[Recorded data]
* * *
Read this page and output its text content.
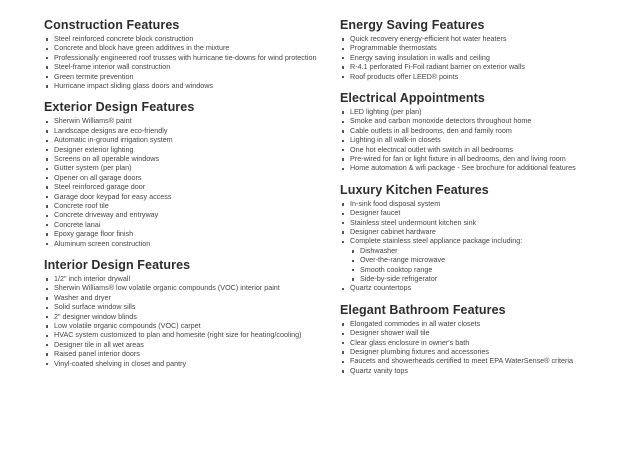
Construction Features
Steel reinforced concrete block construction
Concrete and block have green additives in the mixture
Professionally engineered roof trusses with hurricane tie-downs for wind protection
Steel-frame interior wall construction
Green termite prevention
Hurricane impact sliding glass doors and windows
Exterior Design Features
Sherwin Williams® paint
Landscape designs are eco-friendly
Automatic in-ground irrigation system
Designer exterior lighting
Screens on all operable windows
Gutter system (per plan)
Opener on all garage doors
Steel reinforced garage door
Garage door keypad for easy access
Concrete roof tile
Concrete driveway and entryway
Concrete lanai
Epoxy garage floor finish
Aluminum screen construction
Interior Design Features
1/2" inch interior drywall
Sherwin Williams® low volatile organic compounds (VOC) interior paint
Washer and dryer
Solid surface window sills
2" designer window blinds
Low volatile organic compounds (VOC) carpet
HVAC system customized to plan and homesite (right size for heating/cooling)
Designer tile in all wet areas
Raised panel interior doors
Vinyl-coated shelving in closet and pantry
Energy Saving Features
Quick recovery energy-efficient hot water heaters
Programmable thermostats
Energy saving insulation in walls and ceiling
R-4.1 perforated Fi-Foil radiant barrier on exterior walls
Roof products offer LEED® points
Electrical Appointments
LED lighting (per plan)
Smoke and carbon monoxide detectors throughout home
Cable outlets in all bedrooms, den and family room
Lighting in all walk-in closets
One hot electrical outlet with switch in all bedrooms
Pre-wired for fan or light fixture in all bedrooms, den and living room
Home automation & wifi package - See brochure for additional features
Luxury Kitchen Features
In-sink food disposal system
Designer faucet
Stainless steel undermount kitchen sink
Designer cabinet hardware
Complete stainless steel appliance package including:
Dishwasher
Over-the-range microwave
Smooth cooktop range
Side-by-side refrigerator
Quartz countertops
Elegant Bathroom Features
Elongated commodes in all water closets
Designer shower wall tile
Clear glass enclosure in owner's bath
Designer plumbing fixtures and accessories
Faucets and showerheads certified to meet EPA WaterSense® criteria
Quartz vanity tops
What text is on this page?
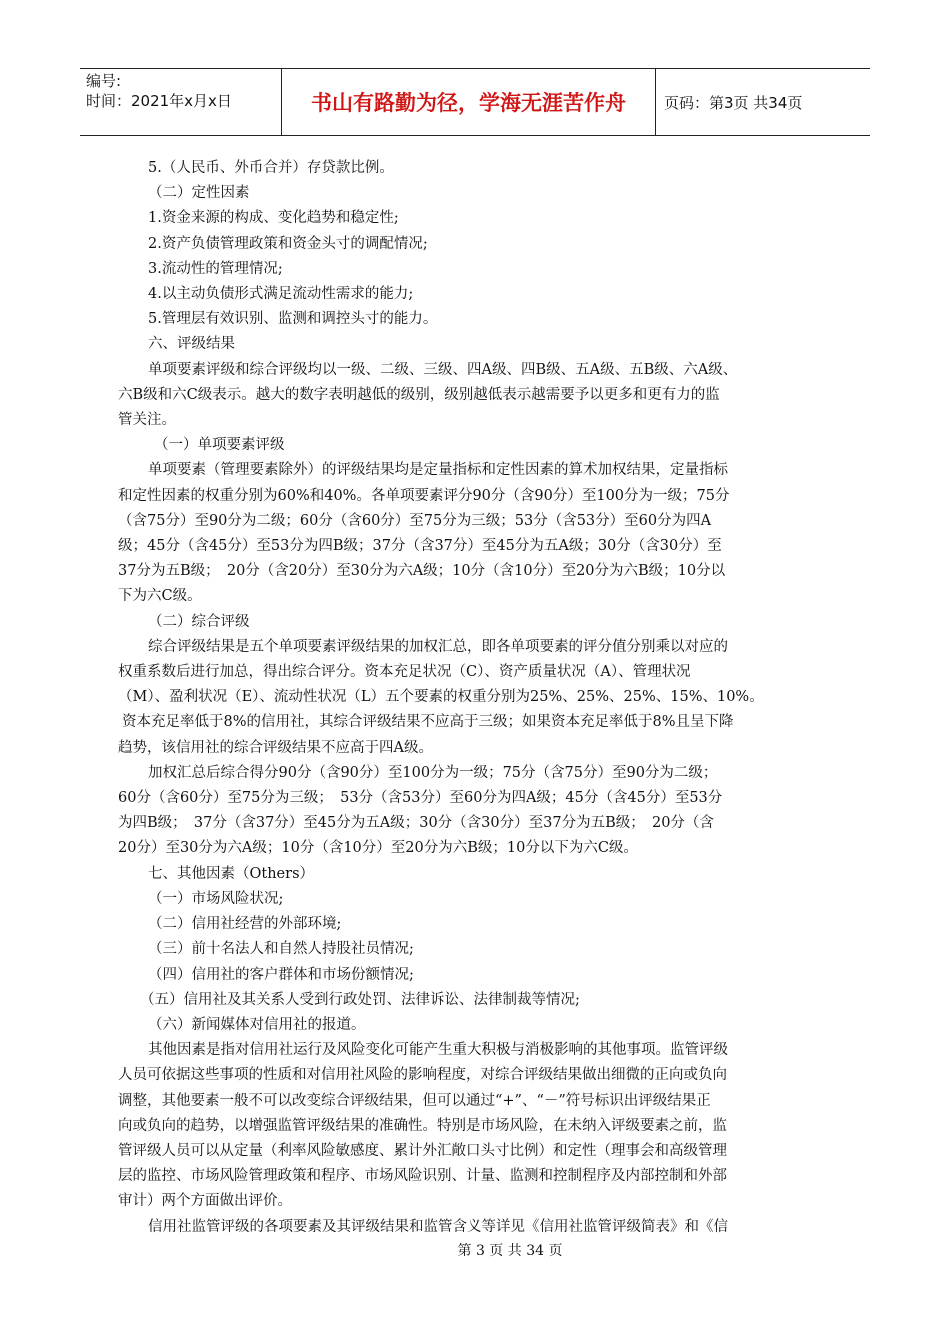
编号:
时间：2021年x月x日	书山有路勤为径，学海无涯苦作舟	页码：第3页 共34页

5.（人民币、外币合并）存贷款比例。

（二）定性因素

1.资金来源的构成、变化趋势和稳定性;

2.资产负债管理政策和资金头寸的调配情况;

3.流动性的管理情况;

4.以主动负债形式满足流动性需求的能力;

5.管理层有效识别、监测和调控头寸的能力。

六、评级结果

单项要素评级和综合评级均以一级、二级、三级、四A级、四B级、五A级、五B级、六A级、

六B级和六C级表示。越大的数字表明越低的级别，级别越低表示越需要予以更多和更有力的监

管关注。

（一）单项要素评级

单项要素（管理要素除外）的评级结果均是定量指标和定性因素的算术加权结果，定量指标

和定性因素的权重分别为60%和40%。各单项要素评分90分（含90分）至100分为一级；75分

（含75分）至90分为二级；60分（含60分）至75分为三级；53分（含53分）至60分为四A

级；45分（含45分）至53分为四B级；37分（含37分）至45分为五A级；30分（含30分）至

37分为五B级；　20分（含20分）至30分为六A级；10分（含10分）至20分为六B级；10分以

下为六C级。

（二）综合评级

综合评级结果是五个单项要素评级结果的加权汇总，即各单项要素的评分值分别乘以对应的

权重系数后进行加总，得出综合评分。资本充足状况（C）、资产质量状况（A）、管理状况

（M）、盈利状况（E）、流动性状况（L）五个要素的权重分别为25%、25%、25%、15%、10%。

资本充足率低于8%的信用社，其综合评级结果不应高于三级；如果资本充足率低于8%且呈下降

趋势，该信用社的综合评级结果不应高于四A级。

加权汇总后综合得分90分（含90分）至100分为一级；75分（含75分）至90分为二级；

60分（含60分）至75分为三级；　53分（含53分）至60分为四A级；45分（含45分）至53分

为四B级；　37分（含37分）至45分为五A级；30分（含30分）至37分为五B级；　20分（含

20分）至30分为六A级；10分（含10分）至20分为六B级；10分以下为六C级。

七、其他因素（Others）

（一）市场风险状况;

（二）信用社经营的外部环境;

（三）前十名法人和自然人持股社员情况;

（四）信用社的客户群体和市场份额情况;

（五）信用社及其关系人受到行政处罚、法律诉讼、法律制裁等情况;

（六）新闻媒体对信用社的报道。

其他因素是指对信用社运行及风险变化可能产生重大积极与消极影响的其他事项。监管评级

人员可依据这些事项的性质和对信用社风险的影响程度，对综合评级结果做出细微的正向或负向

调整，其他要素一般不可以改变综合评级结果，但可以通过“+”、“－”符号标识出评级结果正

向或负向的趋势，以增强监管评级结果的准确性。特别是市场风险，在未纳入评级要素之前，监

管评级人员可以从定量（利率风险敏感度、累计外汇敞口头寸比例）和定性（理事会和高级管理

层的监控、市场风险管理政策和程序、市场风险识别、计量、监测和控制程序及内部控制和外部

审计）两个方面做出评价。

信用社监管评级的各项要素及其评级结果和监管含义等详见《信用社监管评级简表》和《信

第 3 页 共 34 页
* * *
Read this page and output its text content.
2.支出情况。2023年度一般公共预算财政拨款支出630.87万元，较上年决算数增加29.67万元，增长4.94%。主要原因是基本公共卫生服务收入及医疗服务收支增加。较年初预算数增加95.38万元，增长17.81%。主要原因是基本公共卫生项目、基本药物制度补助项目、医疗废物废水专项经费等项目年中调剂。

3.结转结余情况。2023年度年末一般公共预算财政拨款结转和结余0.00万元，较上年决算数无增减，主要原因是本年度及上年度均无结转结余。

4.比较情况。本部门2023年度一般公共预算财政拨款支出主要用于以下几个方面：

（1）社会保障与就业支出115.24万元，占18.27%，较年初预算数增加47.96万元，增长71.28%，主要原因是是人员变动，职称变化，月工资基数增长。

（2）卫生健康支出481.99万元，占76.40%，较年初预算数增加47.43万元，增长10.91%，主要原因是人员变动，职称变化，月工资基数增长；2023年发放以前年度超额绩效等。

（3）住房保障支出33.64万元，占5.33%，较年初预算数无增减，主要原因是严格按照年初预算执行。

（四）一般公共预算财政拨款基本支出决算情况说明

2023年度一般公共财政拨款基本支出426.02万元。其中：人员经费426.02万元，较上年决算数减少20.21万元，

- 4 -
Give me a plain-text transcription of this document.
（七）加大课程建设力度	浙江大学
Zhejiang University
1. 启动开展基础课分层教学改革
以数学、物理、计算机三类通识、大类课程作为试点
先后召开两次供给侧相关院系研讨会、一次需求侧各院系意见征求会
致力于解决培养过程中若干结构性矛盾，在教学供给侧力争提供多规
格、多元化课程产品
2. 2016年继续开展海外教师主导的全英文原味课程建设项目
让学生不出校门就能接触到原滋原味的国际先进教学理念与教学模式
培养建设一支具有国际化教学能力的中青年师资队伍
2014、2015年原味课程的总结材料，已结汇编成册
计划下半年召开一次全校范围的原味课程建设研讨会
* * *
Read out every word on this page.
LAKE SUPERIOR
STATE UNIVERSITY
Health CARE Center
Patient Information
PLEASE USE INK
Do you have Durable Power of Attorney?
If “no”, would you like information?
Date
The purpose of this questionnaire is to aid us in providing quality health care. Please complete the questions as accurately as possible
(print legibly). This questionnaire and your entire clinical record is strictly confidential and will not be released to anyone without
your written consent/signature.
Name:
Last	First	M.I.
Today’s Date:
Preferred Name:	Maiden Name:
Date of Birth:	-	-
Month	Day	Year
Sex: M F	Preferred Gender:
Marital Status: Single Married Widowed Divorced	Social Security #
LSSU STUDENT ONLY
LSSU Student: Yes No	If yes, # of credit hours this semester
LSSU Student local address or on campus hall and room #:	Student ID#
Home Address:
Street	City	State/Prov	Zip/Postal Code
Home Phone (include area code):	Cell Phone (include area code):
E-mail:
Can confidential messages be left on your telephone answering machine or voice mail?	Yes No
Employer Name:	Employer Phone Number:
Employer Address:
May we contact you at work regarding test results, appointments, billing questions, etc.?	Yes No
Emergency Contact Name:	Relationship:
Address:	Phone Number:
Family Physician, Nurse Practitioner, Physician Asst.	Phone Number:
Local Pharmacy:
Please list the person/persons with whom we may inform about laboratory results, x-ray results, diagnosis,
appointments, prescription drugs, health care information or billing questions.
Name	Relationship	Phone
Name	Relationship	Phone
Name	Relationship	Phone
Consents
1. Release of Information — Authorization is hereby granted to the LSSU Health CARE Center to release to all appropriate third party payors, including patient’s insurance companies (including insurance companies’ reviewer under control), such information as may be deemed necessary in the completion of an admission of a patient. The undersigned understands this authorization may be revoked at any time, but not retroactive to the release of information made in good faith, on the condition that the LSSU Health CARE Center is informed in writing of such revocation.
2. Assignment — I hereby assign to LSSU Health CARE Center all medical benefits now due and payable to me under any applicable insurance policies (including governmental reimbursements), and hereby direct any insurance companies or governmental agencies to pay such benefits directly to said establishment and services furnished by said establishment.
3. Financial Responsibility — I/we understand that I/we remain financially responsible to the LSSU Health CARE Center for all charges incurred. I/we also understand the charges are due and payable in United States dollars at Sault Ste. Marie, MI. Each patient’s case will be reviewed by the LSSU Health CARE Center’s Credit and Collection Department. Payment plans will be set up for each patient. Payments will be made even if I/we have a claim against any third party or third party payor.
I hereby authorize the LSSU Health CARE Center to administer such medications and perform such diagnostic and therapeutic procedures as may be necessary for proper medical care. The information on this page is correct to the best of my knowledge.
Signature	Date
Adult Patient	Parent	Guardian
* * *
◆ JOB:
Using the listing above, show every line that includes the string "system".

◆ THE OUTPUT:
Automatic in-ground irrigation system
Gutter system (per plan)
HVAC system customized to plan and homesite (right size for heating/cooling)
In-sink food disposal system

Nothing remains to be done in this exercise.